▶ [Challenge] Calculate how many lines in the following records hold the word "this", and report that number without comment.

▶ [Provided data]
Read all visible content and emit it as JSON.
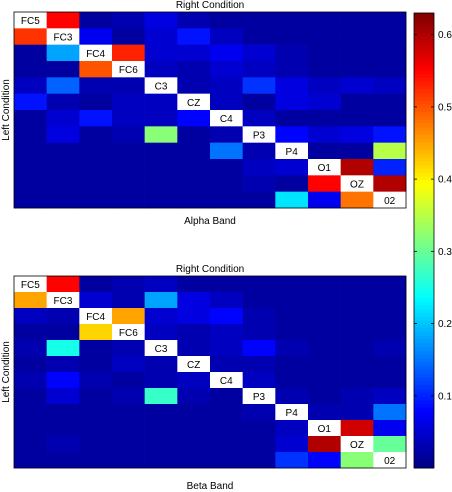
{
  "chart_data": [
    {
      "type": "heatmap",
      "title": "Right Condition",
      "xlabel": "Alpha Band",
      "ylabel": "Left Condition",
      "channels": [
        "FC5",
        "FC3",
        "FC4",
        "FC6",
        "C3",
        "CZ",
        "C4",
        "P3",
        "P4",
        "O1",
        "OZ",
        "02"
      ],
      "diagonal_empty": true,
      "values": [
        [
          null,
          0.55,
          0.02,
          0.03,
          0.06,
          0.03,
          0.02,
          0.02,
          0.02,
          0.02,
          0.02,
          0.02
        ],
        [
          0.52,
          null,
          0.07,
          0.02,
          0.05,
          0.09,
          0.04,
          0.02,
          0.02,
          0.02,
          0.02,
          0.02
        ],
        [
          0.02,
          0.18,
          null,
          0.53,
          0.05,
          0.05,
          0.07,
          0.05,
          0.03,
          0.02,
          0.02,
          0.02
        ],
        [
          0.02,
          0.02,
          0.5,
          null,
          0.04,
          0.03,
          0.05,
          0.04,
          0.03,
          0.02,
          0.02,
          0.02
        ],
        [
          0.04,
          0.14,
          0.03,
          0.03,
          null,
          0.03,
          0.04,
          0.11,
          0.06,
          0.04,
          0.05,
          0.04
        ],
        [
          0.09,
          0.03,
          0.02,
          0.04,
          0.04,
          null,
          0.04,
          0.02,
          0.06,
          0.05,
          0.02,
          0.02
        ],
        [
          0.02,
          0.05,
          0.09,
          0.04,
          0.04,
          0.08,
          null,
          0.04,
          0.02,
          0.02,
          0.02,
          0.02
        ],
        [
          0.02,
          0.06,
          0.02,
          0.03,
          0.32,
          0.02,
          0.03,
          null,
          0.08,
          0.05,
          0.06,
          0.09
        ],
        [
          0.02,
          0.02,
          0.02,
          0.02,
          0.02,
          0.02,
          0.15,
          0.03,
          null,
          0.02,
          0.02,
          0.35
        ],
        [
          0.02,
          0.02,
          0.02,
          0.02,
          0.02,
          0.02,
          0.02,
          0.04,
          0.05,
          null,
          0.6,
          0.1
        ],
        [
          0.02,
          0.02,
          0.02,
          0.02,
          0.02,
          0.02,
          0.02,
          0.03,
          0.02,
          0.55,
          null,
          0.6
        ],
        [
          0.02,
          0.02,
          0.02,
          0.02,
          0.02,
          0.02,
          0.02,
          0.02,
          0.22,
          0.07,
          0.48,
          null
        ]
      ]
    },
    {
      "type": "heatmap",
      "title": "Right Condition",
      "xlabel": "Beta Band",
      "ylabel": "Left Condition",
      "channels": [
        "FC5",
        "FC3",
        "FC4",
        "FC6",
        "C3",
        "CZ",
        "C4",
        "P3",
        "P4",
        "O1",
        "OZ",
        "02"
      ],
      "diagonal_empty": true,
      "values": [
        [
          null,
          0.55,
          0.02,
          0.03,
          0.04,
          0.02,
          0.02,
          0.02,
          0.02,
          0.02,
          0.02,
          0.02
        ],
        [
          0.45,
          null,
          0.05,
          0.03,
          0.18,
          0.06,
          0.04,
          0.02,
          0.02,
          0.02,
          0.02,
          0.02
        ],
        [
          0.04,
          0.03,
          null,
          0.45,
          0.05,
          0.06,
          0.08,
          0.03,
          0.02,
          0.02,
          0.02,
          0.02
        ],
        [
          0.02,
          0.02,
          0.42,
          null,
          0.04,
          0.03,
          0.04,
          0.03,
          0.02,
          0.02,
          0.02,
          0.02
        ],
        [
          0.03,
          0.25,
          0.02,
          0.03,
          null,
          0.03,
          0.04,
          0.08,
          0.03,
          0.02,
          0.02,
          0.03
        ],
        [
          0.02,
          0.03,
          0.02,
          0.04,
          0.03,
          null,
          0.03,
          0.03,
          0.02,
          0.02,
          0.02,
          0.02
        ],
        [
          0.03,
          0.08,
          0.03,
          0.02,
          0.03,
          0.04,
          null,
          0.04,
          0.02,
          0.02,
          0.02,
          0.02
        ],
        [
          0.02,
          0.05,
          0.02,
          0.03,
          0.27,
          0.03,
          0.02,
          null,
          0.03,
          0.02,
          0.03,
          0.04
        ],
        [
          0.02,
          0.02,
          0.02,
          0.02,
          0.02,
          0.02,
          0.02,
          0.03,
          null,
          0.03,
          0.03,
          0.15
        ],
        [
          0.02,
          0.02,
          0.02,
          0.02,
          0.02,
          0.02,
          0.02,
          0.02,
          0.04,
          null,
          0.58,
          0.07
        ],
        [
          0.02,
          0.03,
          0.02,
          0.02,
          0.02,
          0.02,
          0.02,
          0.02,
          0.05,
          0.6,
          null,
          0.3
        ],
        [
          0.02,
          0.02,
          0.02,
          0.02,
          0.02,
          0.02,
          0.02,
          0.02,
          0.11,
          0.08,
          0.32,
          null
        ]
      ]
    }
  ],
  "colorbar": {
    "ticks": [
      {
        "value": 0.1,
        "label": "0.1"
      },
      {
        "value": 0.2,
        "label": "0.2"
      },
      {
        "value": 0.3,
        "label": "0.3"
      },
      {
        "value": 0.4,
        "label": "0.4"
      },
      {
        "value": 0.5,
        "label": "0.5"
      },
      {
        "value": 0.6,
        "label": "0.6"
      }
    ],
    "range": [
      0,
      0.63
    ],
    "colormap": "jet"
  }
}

==

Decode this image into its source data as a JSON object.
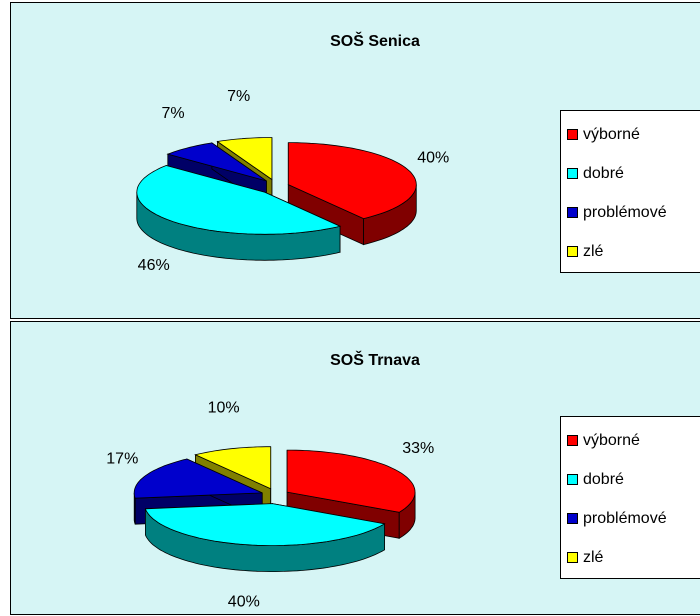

---

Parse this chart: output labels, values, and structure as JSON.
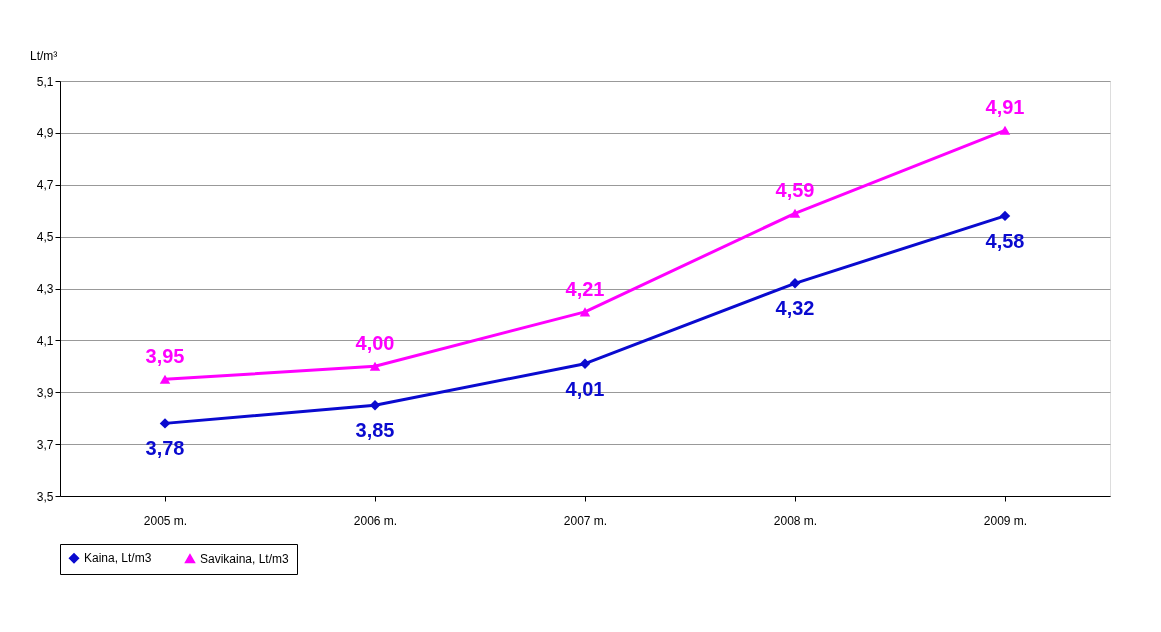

▶ [Expected output] 2